* Data section

[Start]

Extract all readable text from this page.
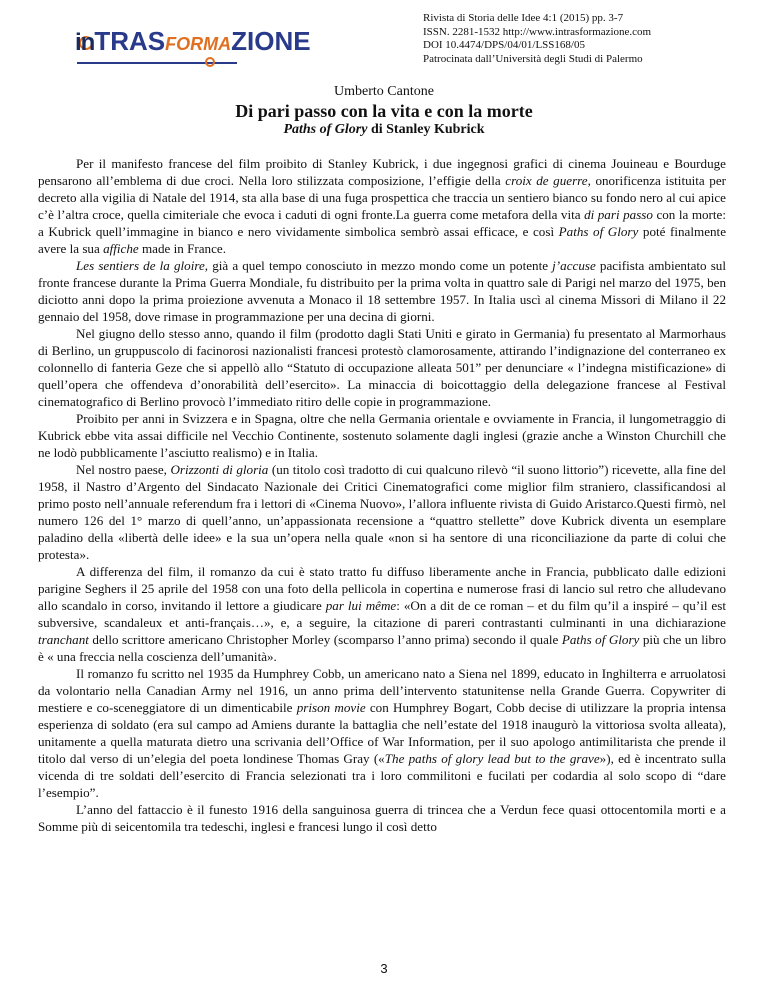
inTRASFORMAZIONE
Rivista di Storia delle Idee 4:1 (2015) pp. 3-7
ISSN. 2281-1532 http://www.intrasformazione.com
DOI 10.4474/DPS/04/01/LSS168/05
Patrocinata dall’Università degli Studi di Palermo
Umberto Cantone
Di pari passo con la vita e con la morte
Paths of Glory di Stanley Kubrick

Per il manifesto francese del film proibito di Stanley Kubrick, i due ingegnosi grafici di cinema Jouineau e Bourduge pensarono all’emblema di due croci. Nella loro stilizzata composizione, l’effigie della croix de guerre, onorificenza istituita per decreto alla vigilia di Natale del 1914, sta alla base di una fuga prospettica che traccia un sentiero bianco su fondo nero al cui apice c’è l’altra croce, quella cimiteriale che evoca i caduti di ogni fronte.La guerra come metafora della vita di pari passo con la morte: a Kubrick quell’immagine in bianco e nero vividamente simbolica sembrò assai efficace, e così Paths of Glory poté finalmente avere la sua affiche made in France.

Les sentiers de la gloire, già a quel tempo conosciuto in mezzo mondo come un potente j’accuse pacifista ambientato sul fronte francese durante la Prima Guerra Mondiale, fu distribuito per la prima volta in quattro sale di Parigi nel marzo del 1975, ben diciotto anni dopo la prima proiezione avvenuta a Monaco il 18 settembre 1957. In Italia uscì al cinema Missori di Milano il 22 gennaio del 1958, dove rimase in programmazione per una decina di giorni.

Nel giugno dello stesso anno, quando il film (prodotto dagli Stati Uniti e girato in Germania) fu presentato al Marmorhaus di Berlino, un gruppuscolo di facinorosi nazionalisti francesi protestò clamorosamente, attirando l’indignazione del conterraneo ex colonnello di fanteria Geze che si appellò allo “Statuto di occupazione alleata 501” per denunciare « l’indegna mistificazione» di quell’opera che offendeva d’onorabilità dell’esercito». La minaccia di boicottaggio della delegazione francese al Festival cinematografico di Berlino provocò l’immediato ritiro delle copie in programmazione.

Proibito per anni in Svizzera e in Spagna, oltre che nella Germania orientale e ovviamente in Francia, il lungometraggio di Kubrick ebbe vita assai difficile nel Vecchio Continente, sostenuto solamente dagli inglesi (grazie anche a Winston Churchill che ne lodò pubblicamente l’asciutto realismo) e in Italia.

Nel nostro paese, Orizzonti di gloria (un titolo così tradotto di cui qualcuno rilevò “il suono littorio”) ricevette, alla fine del 1958, il Nastro d’Argento del Sindacato Nazionale dei Critici Cinematografici come miglior film straniero, classificandosi al primo posto nell’annuale referendum fra i lettori di «Cinema Nuovo», l’allora influente rivista di Guido Aristarco.Questi firmò, nel numero 126 del 1° marzo di quell’anno, un’appassionata recensione a “quattro stellette” dove Kubrick diventa un esemplare paladino della «libertà delle idee» e la sua un’opera nella quale «non si ha sentore di una riconciliazione da parte di colui che protesta».

A differenza del film, il romanzo da cui è stato tratto fu diffuso liberamente anche in Francia, pubblicato dalle edizioni parigine Seghers il 25 aprile del 1958 con una foto della pellicola in copertina e numerose frasi di lancio sul retro che alludevano allo scandalo in corso, invitando il lettore a giudicare par lui même: «On a dit de ce roman – et du film qu’il a inspiré – qu’il est subversive, scandaleux et anti-français…», e, a seguire, la citazione di pareri contrastanti culminanti in una dichiarazione tranchant dello scrittore americano Christopher Morley (scomparso l’anno prima) secondo il quale Paths of Glory più che un libro è « una freccia nella coscienza dell’umanità».

Il romanzo fu scritto nel 1935 da Humphrey Cobb, un americano nato a Siena nel 1899, educato in Inghilterra e arruolatosi da volontario nella Canadian Army nel 1916, un anno prima dell’intervento statunitense nella Grande Guerra. Copywriter di mestiere e co-sceneggiatore di un dimenticabile prison movie con Humphrey Bogart, Cobb decise di utilizzare la propria intensa esperienza di soldato (era sul campo ad Amiens durante la battaglia che nell’estate del 1918 inaugurò la vittoriosa svolta alleata), unitamente a quella maturata dietro una scrivania dell’Office of War Information, per il suo apologo antimilitarista che prende il titolo dal verso di un’elegia del poeta londinese Thomas Gray («The paths of glory lead but to the grave»), ed è incentrato sulla vicenda di tre soldati dell’esercito di Francia selezionati tra i loro commilitoni e fucilati per codardia al solo scopo di “dare l’esempio”.

L’anno del fattaccio è il funesto 1916 della sanguinosa guerra di trincea che a Verdun fece quasi ottocentomila morti e a Somme più di seicentomila tra tedeschi, inglesi e francesi lungo il così detto

3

[End]

* What is needed
The pictures in the entries should be left out; output everything else exactly.

* Exercise response
Extract all readable text from this page.
inTRASFORMAZIONE
Rivista di Storia delle Idee 4:1 (2015) pp. 3-7
ISSN. 2281-1532 http://www.intrasformazione.com
DOI 10.4474/DPS/04/01/LSS168/05
Patrocinata dall’Università degli Studi di Palermo
Umberto Cantone
Di pari passo con la vita e con la morte
Paths of Glory di Stanley Kubrick

Per il manifesto francese del film proibito di Stanley Kubrick, i due ingegnosi grafici di cinema Jouineau e Bourduge pensarono all’emblema di due croci. Nella loro stilizzata composizione, l’effigie della croix de guerre, onorificenza istituita per decreto alla vigilia di Natale del 1914, sta alla base di una fuga prospettica che traccia un sentiero bianco su fondo nero al cui apice c’è l’altra croce, quella cimiteriale che evoca i caduti di ogni fronte.La guerra come metafora della vita di pari passo con la morte: a Kubrick quell’immagine in bianco e nero vividamente simbolica sembrò assai efficace, e così Paths of Glory poté finalmente avere la sua affiche made in France.

Les sentiers de la gloire, già a quel tempo conosciuto in mezzo mondo come un potente j’accuse pacifista ambientato sul fronte francese durante la Prima Guerra Mondiale, fu distribuito per la prima volta in quattro sale di Parigi nel marzo del 1975, ben diciotto anni dopo la prima proiezione avvenuta a Monaco il 18 settembre 1957. In Italia uscì al cinema Missori di Milano il 22 gennaio del 1958, dove rimase in programmazione per una decina di giorni.

Nel giugno dello stesso anno, quando il film (prodotto dagli Stati Uniti e girato in Germania) fu presentato al Marmorhaus di Berlino, un gruppuscolo di facinorosi nazionalisti francesi protestò clamorosamente, attirando l’indignazione del conterraneo ex colonnello di fanteria Geze che si appellò allo “Statuto di occupazione alleata 501” per denunciare « l’indegna mistificazione» di quell’opera che offendeva d’onorabilità dell’esercito». La minaccia di boicottaggio della delegazione francese al Festival cinematografico di Berlino provocò l’immediato ritiro delle copie in programmazione.

Proibito per anni in Svizzera e in Spagna, oltre che nella Germania orientale e ovviamente in Francia, il lungometraggio di Kubrick ebbe vita assai difficile nel Vecchio Continente, sostenuto solamente dagli inglesi (grazie anche a Winston Churchill che ne lodò pubblicamente l’asciutto realismo) e in Italia.

Nel nostro paese, Orizzonti di gloria (un titolo così tradotto di cui qualcuno rilevò “il suono littorio”) ricevette, alla fine del 1958, il Nastro d’Argento del Sindacato Nazionale dei Critici Cinematografici come miglior film straniero, classificandosi al primo posto nell’annuale referendum fra i lettori di «Cinema Nuovo», l’allora influente rivista di Guido Aristarco.Questi firmò, nel numero 126 del 1° marzo di quell’anno, un’appassionata recensione a “quattro stellette” dove Kubrick diventa un esemplare paladino della «libertà delle idee» e la sua un’opera nella quale «non si ha sentore di una riconciliazione da parte di colui che protesta».

A differenza del film, il romanzo da cui è stato tratto fu diffuso liberamente anche in Francia, pubblicato dalle edizioni parigine Seghers il 25 aprile del 1958 con una foto della pellicola in copertina e numerose frasi di lancio sul retro che alludevano allo scandalo in corso, invitando il lettore a giudicare par lui même: «On a dit de ce roman – et du film qu’il a inspiré – qu’il est subversive, scandaleux et anti-français…», e, a seguire, la citazione di pareri contrastanti culminanti in una dichiarazione tranchant dello scrittore americano Christopher Morley (scomparso l’anno prima) secondo il quale Paths of Glory più che un libro è « una freccia nella coscienza dell’umanità».

Il romanzo fu scritto nel 1935 da Humphrey Cobb, un americano nato a Siena nel 1899, educato in Inghilterra e arruolatosi da volontario nella Canadian Army nel 1916, un anno prima dell’intervento statunitense nella Grande Guerra. Copywriter di mestiere e co-sceneggiatore di un dimenticabile prison movie con Humphrey Bogart, Cobb decise di utilizzare la propria intensa esperienza di soldato (era sul campo ad Amiens durante la battaglia che nell’estate del 1918 inaugurò la vittoriosa svolta alleata), unitamente a quella maturata dietro una scrivania dell’Office of War Information, per il suo apologo antimilitarista che prende il titolo dal verso di un’elegia del poeta londinese Thomas Gray («The paths of glory lead but to the grave»), ed è incentrato sulla vicenda di tre soldati dell’esercito di Francia selezionati tra i loro commilitoni e fucilati per codardia al solo scopo di “dare l’esempio”.

L’anno del fattaccio è il funesto 1916 della sanguinosa guerra di trincea che a Verdun fece quasi ottocentomila morti e a Somme più di seicentomila tra tedeschi, inglesi e francesi lungo il così detto

3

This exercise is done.